___ SOURCE MATERIAL ___
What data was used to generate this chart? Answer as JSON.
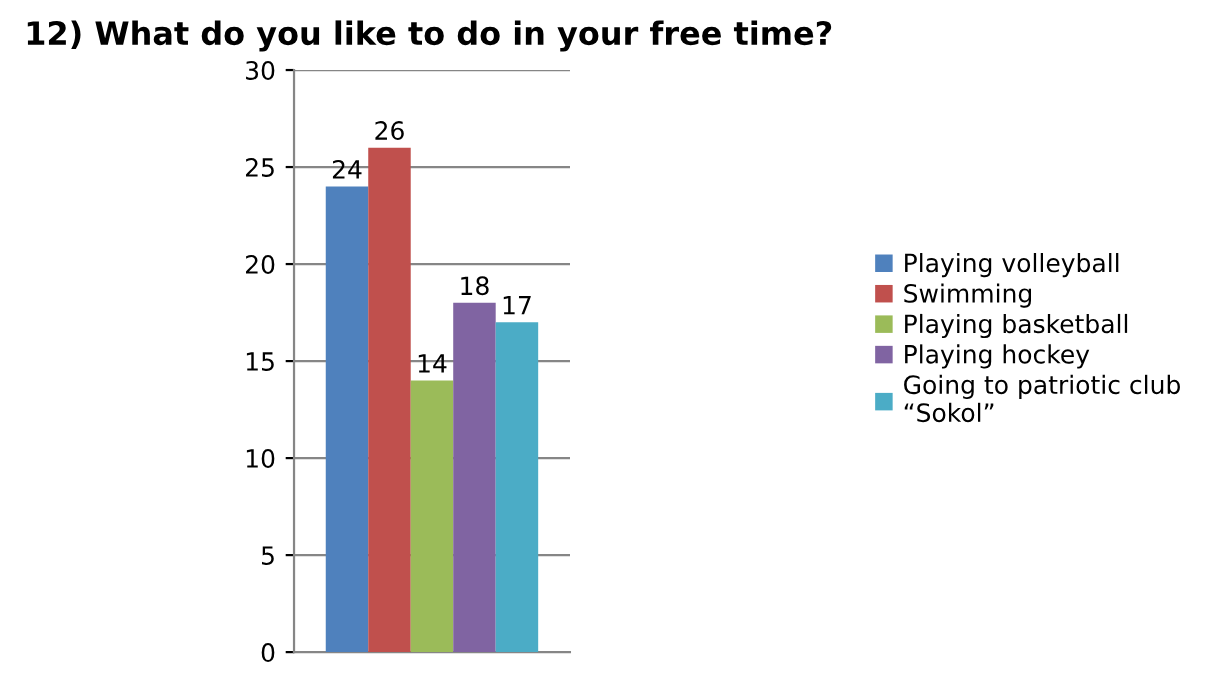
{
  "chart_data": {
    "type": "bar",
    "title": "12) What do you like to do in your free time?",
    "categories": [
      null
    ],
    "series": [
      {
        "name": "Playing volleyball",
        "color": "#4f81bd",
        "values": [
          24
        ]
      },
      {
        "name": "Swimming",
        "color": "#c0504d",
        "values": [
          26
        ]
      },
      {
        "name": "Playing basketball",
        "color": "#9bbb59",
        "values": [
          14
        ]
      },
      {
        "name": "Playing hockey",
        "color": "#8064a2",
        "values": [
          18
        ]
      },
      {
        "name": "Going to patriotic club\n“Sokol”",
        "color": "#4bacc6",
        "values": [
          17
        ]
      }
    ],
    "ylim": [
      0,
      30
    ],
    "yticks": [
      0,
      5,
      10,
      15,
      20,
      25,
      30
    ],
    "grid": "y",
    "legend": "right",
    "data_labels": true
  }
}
___
___ SOURCE MATERIAL ___
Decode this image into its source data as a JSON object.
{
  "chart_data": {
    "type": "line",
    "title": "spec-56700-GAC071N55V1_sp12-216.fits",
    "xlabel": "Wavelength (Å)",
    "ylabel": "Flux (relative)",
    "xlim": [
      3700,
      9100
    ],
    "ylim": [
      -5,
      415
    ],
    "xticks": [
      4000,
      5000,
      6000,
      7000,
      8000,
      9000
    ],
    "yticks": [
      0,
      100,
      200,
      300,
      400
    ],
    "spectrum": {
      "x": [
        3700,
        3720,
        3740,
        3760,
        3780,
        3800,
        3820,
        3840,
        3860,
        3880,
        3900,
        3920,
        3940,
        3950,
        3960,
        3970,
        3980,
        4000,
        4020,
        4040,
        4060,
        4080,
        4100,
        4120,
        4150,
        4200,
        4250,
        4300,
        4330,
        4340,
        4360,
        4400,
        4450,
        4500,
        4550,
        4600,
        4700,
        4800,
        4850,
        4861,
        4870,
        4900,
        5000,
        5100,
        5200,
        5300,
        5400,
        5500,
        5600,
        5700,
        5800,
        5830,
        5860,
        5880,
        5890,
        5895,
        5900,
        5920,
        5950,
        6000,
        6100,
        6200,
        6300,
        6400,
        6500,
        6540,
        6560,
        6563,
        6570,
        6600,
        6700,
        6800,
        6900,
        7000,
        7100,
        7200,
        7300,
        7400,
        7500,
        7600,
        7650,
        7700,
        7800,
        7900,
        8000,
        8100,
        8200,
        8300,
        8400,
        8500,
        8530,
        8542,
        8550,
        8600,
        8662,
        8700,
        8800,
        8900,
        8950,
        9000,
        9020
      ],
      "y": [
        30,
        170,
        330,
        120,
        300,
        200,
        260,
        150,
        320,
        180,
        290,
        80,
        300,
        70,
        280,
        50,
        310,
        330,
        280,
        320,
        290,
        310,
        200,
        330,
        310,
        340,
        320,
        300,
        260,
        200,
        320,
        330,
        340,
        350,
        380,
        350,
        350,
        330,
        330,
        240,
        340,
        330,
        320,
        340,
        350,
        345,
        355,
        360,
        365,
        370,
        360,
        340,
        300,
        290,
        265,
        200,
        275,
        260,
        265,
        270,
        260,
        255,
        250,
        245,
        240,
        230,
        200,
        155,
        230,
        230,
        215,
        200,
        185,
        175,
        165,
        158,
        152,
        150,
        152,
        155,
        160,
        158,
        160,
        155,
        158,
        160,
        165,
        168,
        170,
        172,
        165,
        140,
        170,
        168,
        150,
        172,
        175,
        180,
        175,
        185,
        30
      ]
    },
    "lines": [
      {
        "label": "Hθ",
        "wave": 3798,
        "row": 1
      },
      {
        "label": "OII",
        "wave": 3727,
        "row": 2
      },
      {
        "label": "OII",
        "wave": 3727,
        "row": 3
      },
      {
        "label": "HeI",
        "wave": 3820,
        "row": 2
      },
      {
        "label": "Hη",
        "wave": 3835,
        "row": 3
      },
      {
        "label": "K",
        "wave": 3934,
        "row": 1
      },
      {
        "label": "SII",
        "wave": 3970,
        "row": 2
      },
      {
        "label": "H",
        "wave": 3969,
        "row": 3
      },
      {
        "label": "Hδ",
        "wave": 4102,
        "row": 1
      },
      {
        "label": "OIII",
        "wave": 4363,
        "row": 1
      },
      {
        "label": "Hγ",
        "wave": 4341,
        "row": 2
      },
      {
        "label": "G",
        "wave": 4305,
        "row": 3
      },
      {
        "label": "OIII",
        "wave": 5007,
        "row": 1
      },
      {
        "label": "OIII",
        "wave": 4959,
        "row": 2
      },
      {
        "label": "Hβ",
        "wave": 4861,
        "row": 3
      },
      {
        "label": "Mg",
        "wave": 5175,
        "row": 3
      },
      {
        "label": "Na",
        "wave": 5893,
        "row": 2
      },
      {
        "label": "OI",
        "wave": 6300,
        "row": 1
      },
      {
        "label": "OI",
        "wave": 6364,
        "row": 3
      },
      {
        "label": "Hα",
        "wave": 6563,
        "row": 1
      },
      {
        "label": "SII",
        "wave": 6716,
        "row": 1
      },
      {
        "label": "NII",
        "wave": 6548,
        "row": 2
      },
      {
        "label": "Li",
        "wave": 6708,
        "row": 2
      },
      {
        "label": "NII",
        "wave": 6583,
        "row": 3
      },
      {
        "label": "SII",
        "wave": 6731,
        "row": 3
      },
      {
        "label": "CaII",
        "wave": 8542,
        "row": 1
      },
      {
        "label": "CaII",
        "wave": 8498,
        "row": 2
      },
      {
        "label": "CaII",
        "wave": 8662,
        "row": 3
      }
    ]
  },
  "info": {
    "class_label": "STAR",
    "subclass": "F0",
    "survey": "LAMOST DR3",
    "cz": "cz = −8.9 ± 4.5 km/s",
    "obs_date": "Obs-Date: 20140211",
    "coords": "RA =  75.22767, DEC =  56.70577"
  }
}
___
WORK TO DO: Indicate how many lines of the material contain the string "this", giving the number and nothing more.

THE COMPLETED TASK: 2